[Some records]
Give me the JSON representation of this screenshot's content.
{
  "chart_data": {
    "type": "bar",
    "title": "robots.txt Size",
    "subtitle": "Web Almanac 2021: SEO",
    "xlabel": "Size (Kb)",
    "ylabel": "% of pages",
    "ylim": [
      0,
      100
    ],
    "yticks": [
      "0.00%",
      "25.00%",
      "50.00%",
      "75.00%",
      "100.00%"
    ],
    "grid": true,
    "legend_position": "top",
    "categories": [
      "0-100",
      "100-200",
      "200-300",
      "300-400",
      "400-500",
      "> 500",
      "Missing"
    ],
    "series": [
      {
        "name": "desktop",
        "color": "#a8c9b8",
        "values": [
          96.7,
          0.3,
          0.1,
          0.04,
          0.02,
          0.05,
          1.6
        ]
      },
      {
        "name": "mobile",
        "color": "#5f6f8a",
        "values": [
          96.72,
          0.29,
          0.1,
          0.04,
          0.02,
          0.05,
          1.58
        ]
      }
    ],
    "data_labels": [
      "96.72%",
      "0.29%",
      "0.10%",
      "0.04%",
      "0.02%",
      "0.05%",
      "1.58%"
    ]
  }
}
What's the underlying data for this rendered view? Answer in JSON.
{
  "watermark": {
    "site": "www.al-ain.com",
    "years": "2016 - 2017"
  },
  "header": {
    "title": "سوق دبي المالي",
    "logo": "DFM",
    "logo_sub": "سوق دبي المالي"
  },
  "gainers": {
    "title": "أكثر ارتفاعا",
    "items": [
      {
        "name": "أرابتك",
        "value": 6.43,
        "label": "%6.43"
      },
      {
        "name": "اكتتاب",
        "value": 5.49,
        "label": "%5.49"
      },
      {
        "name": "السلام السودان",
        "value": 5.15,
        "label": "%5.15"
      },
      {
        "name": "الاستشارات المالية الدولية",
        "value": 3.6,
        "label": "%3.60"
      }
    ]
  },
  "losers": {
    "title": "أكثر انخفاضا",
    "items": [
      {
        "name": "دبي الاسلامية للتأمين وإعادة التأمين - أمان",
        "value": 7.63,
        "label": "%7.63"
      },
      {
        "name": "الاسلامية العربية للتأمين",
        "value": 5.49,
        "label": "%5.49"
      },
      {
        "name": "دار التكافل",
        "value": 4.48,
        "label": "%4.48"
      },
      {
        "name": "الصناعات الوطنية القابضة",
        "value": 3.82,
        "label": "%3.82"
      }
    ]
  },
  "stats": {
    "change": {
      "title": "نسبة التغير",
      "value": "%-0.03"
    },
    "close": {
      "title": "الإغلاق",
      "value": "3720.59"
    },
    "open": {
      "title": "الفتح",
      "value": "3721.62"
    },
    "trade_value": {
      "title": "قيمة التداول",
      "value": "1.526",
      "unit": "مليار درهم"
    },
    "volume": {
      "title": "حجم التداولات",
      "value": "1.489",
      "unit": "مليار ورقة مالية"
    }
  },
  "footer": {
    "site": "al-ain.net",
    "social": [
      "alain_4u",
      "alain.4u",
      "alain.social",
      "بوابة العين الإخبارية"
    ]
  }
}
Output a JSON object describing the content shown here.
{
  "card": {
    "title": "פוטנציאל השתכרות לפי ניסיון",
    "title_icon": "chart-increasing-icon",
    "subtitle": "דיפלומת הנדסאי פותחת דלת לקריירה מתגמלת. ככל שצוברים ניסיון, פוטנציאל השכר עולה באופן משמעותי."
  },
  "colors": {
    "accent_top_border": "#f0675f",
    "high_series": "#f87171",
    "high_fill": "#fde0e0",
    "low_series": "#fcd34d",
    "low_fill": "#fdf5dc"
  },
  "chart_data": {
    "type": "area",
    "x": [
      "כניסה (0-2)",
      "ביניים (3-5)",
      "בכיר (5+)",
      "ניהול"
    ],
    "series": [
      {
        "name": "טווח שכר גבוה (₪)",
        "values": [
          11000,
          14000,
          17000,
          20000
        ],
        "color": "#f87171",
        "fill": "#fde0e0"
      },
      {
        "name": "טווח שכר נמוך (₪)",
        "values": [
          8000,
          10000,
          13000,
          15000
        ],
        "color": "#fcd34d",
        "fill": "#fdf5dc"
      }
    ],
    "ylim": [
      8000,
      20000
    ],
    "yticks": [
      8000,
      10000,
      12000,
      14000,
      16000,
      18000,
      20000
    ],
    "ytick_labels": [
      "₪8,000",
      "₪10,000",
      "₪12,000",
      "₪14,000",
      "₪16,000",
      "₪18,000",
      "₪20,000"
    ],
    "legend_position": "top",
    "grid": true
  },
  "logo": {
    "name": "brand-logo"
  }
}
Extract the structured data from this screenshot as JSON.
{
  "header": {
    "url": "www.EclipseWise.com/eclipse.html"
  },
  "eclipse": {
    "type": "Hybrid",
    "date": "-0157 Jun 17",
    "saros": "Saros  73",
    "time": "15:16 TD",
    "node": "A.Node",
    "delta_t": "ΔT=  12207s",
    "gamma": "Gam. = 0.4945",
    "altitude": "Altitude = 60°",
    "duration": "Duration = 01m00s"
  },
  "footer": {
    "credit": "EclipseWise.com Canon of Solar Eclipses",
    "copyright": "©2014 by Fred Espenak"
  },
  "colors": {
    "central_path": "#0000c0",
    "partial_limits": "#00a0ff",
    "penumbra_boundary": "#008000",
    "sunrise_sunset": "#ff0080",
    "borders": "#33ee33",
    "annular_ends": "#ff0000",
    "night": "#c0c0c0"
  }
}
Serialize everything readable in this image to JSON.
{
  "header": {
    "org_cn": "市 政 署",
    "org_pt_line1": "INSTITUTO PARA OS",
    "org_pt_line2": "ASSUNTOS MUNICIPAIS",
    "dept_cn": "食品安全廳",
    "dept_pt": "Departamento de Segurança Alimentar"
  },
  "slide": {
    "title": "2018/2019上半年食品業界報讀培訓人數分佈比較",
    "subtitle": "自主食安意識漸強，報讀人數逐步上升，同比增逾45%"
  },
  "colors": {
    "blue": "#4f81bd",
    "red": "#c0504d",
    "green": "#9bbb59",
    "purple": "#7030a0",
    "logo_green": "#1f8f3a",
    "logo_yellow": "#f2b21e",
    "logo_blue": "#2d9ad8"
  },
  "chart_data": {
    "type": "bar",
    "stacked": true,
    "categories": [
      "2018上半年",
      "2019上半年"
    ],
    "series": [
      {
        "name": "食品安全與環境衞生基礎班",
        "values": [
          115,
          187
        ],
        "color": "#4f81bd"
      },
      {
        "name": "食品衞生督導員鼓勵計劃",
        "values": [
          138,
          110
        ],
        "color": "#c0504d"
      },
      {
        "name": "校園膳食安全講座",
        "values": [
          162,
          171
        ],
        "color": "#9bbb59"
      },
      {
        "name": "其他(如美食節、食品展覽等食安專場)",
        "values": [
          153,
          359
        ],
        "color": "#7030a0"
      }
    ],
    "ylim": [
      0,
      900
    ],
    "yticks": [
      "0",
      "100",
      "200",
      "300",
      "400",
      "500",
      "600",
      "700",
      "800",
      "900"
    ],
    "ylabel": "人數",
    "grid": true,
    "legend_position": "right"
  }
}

- Requirements
Search the lines for the string "مليار" and copy every line that has it.

- Output of the task
      "unit": "مليار درهم"
      "unit": "مليار ورقة مالية"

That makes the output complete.